WHAT IS EXPECTED >> Print the entries below in their entirety, exactly as they are written.
***** TASK INPUT *****
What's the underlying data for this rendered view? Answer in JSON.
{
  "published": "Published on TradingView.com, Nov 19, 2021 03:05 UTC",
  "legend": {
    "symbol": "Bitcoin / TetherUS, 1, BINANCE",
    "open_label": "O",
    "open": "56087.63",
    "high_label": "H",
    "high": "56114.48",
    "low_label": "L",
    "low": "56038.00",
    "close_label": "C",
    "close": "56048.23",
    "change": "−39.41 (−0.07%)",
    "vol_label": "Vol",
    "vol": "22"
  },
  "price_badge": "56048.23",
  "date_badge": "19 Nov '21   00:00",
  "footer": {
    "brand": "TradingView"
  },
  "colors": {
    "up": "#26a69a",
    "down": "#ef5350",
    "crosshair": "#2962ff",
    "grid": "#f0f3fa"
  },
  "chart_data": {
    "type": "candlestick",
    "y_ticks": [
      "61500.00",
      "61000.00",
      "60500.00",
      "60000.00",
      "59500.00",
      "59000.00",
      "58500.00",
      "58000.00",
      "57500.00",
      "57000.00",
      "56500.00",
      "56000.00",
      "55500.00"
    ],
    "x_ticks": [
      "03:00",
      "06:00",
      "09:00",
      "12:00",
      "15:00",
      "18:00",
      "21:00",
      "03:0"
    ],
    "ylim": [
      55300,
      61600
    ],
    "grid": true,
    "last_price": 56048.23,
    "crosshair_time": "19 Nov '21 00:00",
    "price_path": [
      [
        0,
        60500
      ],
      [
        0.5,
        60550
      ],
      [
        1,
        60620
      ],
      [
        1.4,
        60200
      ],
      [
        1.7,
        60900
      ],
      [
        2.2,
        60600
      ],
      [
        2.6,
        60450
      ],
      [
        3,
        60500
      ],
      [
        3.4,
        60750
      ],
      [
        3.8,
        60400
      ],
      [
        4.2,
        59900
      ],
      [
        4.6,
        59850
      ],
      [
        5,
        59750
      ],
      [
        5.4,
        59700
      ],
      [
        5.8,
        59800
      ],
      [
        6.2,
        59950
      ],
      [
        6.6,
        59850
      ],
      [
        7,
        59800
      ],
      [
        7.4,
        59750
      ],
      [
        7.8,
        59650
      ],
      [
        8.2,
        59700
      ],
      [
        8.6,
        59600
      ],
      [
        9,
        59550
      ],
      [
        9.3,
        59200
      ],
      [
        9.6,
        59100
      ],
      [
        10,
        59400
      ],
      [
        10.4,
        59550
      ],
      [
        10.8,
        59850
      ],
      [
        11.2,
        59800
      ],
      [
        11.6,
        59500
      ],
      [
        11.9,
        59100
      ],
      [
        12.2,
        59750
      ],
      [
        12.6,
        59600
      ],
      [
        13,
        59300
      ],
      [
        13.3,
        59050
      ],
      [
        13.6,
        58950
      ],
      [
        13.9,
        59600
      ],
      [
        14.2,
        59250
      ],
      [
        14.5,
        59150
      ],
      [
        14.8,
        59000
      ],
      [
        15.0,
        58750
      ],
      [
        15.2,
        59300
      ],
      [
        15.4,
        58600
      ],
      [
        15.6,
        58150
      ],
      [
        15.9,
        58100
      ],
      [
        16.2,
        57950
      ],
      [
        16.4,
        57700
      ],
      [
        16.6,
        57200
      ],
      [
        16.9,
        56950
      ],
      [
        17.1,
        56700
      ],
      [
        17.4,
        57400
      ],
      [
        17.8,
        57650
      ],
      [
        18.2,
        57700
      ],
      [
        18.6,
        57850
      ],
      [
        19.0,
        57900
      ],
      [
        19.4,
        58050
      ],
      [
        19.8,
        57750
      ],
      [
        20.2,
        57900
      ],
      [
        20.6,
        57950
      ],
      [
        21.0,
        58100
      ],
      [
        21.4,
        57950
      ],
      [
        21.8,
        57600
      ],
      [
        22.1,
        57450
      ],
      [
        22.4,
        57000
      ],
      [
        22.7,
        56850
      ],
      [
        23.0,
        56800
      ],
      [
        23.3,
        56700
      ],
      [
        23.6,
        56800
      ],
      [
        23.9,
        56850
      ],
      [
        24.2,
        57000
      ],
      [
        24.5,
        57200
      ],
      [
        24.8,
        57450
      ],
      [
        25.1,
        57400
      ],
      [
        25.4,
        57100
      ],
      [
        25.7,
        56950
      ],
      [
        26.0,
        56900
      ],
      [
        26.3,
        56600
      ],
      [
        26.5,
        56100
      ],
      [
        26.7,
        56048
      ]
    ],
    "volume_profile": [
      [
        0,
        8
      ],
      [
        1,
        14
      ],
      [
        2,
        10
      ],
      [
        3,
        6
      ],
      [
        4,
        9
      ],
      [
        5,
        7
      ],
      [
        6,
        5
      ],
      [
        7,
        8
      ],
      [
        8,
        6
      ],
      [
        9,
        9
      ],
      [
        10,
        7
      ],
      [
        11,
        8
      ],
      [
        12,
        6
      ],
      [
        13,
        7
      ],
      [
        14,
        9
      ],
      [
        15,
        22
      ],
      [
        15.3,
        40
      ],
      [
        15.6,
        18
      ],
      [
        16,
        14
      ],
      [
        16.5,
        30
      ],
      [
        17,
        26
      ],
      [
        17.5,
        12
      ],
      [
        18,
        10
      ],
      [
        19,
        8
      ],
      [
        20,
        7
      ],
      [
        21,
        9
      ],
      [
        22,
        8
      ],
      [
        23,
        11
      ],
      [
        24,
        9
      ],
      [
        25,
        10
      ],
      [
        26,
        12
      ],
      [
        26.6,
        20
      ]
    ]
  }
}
*****
CORRECT ANSWER >>
What's the underlying data for this rendered view? Answer in JSON.
{
  "published": "Published on TradingView.com, Nov 19, 2021 03:05 UTC",
  "legend": {
    "symbol": "Bitcoin / TetherUS, 1, BINANCE",
    "open_label": "O",
    "open": "56087.63",
    "high_label": "H",
    "high": "56114.48",
    "low_label": "L",
    "low": "56038.00",
    "close_label": "C",
    "close": "56048.23",
    "change": "−39.41 (−0.07%)",
    "vol_label": "Vol",
    "vol": "22"
  },
  "price_badge": "56048.23",
  "date_badge": "19 Nov '21   00:00",
  "footer": {
    "brand": "TradingView"
  },
  "colors": {
    "up": "#26a69a",
    "down": "#ef5350",
    "crosshair": "#2962ff",
    "grid": "#f0f3fa"
  },
  "chart_data": {
    "type": "candlestick",
    "y_ticks": [
      "61500.00",
      "61000.00",
      "60500.00",
      "60000.00",
      "59500.00",
      "59000.00",
      "58500.00",
      "58000.00",
      "57500.00",
      "57000.00",
      "56500.00",
      "56000.00",
      "55500.00"
    ],
    "x_ticks": [
      "03:00",
      "06:00",
      "09:00",
      "12:00",
      "15:00",
      "18:00",
      "21:00",
      "03:0"
    ],
    "ylim": [
      55300,
      61600
    ],
    "grid": true,
    "last_price": 56048.23,
    "crosshair_time": "19 Nov '21 00:00",
    "price_path": [
      [
        0,
        60500
      ],
      [
        0.5,
        60550
      ],
      [
        1,
        60620
      ],
      [
        1.4,
        60200
      ],
      [
        1.7,
        60900
      ],
      [
        2.2,
        60600
      ],
      [
        2.6,
        60450
      ],
      [
        3,
        60500
      ],
      [
        3.4,
        60750
      ],
      [
        3.8,
        60400
      ],
      [
        4.2,
        59900
      ],
      [
        4.6,
        59850
      ],
      [
        5,
        59750
      ],
      [
        5.4,
        59700
      ],
      [
        5.8,
        59800
      ],
      [
        6.2,
        59950
      ],
      [
        6.6,
        59850
      ],
      [
        7,
        59800
      ],
      [
        7.4,
        59750
      ],
      [
        7.8,
        59650
      ],
      [
        8.2,
        59700
      ],
      [
        8.6,
        59600
      ],
      [
        9,
        59550
      ],
      [
        9.3,
        59200
      ],
      [
        9.6,
        59100
      ],
      [
        10,
        59400
      ],
      [
        10.4,
        59550
      ],
      [
        10.8,
        59850
      ],
      [
        11.2,
        59800
      ],
      [
        11.6,
        59500
      ],
      [
        11.9,
        59100
      ],
      [
        12.2,
        59750
      ],
      [
        12.6,
        59600
      ],
      [
        13,
        59300
      ],
      [
        13.3,
        59050
      ],
      [
        13.6,
        58950
      ],
      [
        13.9,
        59600
      ],
      [
        14.2,
        59250
      ],
      [
        14.5,
        59150
      ],
      [
        14.8,
        59000
      ],
      [
        15.0,
        58750
      ],
      [
        15.2,
        59300
      ],
      [
        15.4,
        58600
      ],
      [
        15.6,
        58150
      ],
      [
        15.9,
        58100
      ],
      [
        16.2,
        57950
      ],
      [
        16.4,
        57700
      ],
      [
        16.6,
        57200
      ],
      [
        16.9,
        56950
      ],
      [
        17.1,
        56700
      ],
      [
        17.4,
        57400
      ],
      [
        17.8,
        57650
      ],
      [
        18.2,
        57700
      ],
      [
        18.6,
        57850
      ],
      [
        19.0,
        57900
      ],
      [
        19.4,
        58050
      ],
      [
        19.8,
        57750
      ],
      [
        20.2,
        57900
      ],
      [
        20.6,
        57950
      ],
      [
        21.0,
        58100
      ],
      [
        21.4,
        57950
      ],
      [
        21.8,
        57600
      ],
      [
        22.1,
        57450
      ],
      [
        22.4,
        57000
      ],
      [
        22.7,
        56850
      ],
      [
        23.0,
        56800
      ],
      [
        23.3,
        56700
      ],
      [
        23.6,
        56800
      ],
      [
        23.9,
        56850
      ],
      [
        24.2,
        57000
      ],
      [
        24.5,
        57200
      ],
      [
        24.8,
        57450
      ],
      [
        25.1,
        57400
      ],
      [
        25.4,
        57100
      ],
      [
        25.7,
        56950
      ],
      [
        26.0,
        56900
      ],
      [
        26.3,
        56600
      ],
      [
        26.5,
        56100
      ],
      [
        26.7,
        56048
      ]
    ],
    "volume_profile": [
      [
        0,
        8
      ],
      [
        1,
        14
      ],
      [
        2,
        10
      ],
      [
        3,
        6
      ],
      [
        4,
        9
      ],
      [
        5,
        7
      ],
      [
        6,
        5
      ],
      [
        7,
        8
      ],
      [
        8,
        6
      ],
      [
        9,
        9
      ],
      [
        10,
        7
      ],
      [
        11,
        8
      ],
      [
        12,
        6
      ],
      [
        13,
        7
      ],
      [
        14,
        9
      ],
      [
        15,
        22
      ],
      [
        15.3,
        40
      ],
      [
        15.6,
        18
      ],
      [
        16,
        14
      ],
      [
        16.5,
        30
      ],
      [
        17,
        26
      ],
      [
        17.5,
        12
      ],
      [
        18,
        10
      ],
      [
        19,
        8
      ],
      [
        20,
        7
      ],
      [
        21,
        9
      ],
      [
        22,
        8
      ],
      [
        23,
        11
      ],
      [
        24,
        9
      ],
      [
        25,
        10
      ],
      [
        26,
        12
      ],
      [
        26.6,
        20
      ]
    ]
  }
}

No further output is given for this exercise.